-------- SUPPLIED DATA --------

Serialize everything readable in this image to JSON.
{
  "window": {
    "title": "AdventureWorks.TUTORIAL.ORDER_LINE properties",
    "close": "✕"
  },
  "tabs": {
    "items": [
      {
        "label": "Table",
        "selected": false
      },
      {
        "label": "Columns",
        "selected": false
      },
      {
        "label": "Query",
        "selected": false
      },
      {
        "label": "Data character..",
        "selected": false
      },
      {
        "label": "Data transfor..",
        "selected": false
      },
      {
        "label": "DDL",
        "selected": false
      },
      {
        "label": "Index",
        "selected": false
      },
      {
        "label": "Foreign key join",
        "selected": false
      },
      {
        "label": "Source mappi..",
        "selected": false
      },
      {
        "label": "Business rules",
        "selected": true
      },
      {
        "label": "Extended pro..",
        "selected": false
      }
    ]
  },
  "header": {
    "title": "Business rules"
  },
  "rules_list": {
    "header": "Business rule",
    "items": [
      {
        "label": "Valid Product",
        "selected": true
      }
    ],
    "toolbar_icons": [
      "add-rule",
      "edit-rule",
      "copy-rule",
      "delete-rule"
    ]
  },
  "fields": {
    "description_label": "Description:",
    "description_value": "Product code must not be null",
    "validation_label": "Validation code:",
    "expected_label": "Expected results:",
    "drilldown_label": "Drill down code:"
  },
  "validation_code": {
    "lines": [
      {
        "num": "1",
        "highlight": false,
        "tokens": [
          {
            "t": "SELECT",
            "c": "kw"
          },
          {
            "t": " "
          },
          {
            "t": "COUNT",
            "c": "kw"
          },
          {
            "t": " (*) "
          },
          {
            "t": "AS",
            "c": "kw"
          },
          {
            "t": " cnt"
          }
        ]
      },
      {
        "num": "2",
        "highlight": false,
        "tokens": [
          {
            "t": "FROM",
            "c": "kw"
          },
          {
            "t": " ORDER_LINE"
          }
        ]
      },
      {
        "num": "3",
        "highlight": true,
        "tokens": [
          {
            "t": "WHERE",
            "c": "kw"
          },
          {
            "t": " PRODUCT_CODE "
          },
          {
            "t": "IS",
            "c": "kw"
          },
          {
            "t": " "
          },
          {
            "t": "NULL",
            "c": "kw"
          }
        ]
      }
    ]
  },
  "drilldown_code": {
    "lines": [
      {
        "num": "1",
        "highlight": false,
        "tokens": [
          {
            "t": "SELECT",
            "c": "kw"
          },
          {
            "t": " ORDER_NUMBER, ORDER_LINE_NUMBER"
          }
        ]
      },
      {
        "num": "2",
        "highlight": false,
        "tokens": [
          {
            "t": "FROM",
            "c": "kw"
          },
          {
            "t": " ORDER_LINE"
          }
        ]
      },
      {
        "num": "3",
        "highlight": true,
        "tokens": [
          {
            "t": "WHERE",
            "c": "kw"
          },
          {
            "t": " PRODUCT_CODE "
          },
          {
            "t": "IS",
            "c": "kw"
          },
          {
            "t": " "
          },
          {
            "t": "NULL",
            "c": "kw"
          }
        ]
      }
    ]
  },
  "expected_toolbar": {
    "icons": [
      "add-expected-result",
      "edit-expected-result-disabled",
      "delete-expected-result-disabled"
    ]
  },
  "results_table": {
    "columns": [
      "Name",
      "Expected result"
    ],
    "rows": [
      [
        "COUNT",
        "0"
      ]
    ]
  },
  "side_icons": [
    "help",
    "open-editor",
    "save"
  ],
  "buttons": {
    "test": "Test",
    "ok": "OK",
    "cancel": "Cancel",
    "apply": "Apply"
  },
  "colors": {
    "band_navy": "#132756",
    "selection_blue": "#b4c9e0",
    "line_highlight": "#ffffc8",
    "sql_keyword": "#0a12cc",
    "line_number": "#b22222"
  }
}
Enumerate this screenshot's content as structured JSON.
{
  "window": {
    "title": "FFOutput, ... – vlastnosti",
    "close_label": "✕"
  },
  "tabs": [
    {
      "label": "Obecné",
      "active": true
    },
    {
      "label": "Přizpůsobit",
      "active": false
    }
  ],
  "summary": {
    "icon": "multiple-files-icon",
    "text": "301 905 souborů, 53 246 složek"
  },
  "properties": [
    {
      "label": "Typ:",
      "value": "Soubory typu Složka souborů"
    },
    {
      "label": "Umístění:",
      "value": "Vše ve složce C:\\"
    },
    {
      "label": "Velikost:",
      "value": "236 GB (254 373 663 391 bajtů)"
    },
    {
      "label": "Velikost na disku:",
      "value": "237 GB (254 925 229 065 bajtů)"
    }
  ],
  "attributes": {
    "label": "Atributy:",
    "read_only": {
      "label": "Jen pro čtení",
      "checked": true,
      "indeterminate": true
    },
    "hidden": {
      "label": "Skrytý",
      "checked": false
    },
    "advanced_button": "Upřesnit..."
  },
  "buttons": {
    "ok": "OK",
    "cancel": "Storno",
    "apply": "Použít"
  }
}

--------

__EXERCISE INSTRUCTIONS__:
All the data must be duplicated exactly, with nothing added or removed.

__WRITTEN RESPONSE__:
Serialize everything readable in this image to JSON.
{
  "window": {
    "title": "AdventureWorks.TUTORIAL.ORDER_LINE properties",
    "close": "✕"
  },
  "tabs": {
    "items": [
      {
        "label": "Table",
        "selected": false
      },
      {
        "label": "Columns",
        "selected": false
      },
      {
        "label": "Query",
        "selected": false
      },
      {
        "label": "Data character..",
        "selected": false
      },
      {
        "label": "Data transfor..",
        "selected": false
      },
      {
        "label": "DDL",
        "selected": false
      },
      {
        "label": "Index",
        "selected": false
      },
      {
        "label": "Foreign key join",
        "selected": false
      },
      {
        "label": "Source mappi..",
        "selected": false
      },
      {
        "label": "Business rules",
        "selected": true
      },
      {
        "label": "Extended pro..",
        "selected": false
      }
    ]
  },
  "header": {
    "title": "Business rules"
  },
  "rules_list": {
    "header": "Business rule",
    "items": [
      {
        "label": "Valid Product",
        "selected": true
      }
    ],
    "toolbar_icons": [
      "add-rule",
      "edit-rule",
      "copy-rule",
      "delete-rule"
    ]
  },
  "fields": {
    "description_label": "Description:",
    "description_value": "Product code must not be null",
    "validation_label": "Validation code:",
    "expected_label": "Expected results:",
    "drilldown_label": "Drill down code:"
  },
  "validation_code": {
    "lines": [
      {
        "num": "1",
        "highlight": false,
        "tokens": [
          {
            "t": "SELECT",
            "c": "kw"
          },
          {
            "t": " "
          },
          {
            "t": "COUNT",
            "c": "kw"
          },
          {
            "t": " (*) "
          },
          {
            "t": "AS",
            "c": "kw"
          },
          {
            "t": " cnt"
          }
        ]
      },
      {
        "num": "2",
        "highlight": false,
        "tokens": [
          {
            "t": "FROM",
            "c": "kw"
          },
          {
            "t": " ORDER_LINE"
          }
        ]
      },
      {
        "num": "3",
        "highlight": true,
        "tokens": [
          {
            "t": "WHERE",
            "c": "kw"
          },
          {
            "t": " PRODUCT_CODE "
          },
          {
            "t": "IS",
            "c": "kw"
          },
          {
            "t": " "
          },
          {
            "t": "NULL",
            "c": "kw"
          }
        ]
      }
    ]
  },
  "drilldown_code": {
    "lines": [
      {
        "num": "1",
        "highlight": false,
        "tokens": [
          {
            "t": "SELECT",
            "c": "kw"
          },
          {
            "t": " ORDER_NUMBER, ORDER_LINE_NUMBER"
          }
        ]
      },
      {
        "num": "2",
        "highlight": false,
        "tokens": [
          {
            "t": "FROM",
            "c": "kw"
          },
          {
            "t": " ORDER_LINE"
          }
        ]
      },
      {
        "num": "3",
        "highlight": true,
        "tokens": [
          {
            "t": "WHERE",
            "c": "kw"
          },
          {
            "t": " PRODUCT_CODE "
          },
          {
            "t": "IS",
            "c": "kw"
          },
          {
            "t": " "
          },
          {
            "t": "NULL",
            "c": "kw"
          }
        ]
      }
    ]
  },
  "expected_toolbar": {
    "icons": [
      "add-expected-result",
      "edit-expected-result-disabled",
      "delete-expected-result-disabled"
    ]
  },
  "results_table": {
    "columns": [
      "Name",
      "Expected result"
    ],
    "rows": [
      [
        "COUNT",
        "0"
      ]
    ]
  },
  "side_icons": [
    "help",
    "open-editor",
    "save"
  ],
  "buttons": {
    "test": "Test",
    "ok": "OK",
    "cancel": "Cancel",
    "apply": "Apply"
  },
  "colors": {
    "band_navy": "#132756",
    "selection_blue": "#b4c9e0",
    "line_highlight": "#ffffc8",
    "sql_keyword": "#0a12cc",
    "line_number": "#b22222"
  }
}
Enumerate this screenshot's content as structured JSON.
{
  "window": {
    "title": "FFOutput, ... – vlastnosti",
    "close_label": "✕"
  },
  "tabs": [
    {
      "label": "Obecné",
      "active": true
    },
    {
      "label": "Přizpůsobit",
      "active": false
    }
  ],
  "summary": {
    "icon": "multiple-files-icon",
    "text": "301 905 souborů, 53 246 složek"
  },
  "properties": [
    {
      "label": "Typ:",
      "value": "Soubory typu Složka souborů"
    },
    {
      "label": "Umístění:",
      "value": "Vše ve složce C:\\"
    },
    {
      "label": "Velikost:",
      "value": "236 GB (254 373 663 391 bajtů)"
    },
    {
      "label": "Velikost na disku:",
      "value": "237 GB (254 925 229 065 bajtů)"
    }
  ],
  "attributes": {
    "label": "Atributy:",
    "read_only": {
      "label": "Jen pro čtení",
      "checked": true,
      "indeterminate": true
    },
    "hidden": {
      "label": "Skrytý",
      "checked": false
    },
    "advanced_button": "Upřesnit..."
  },
  "buttons": {
    "ok": "OK",
    "cancel": "Storno",
    "apply": "Použít"
  }
}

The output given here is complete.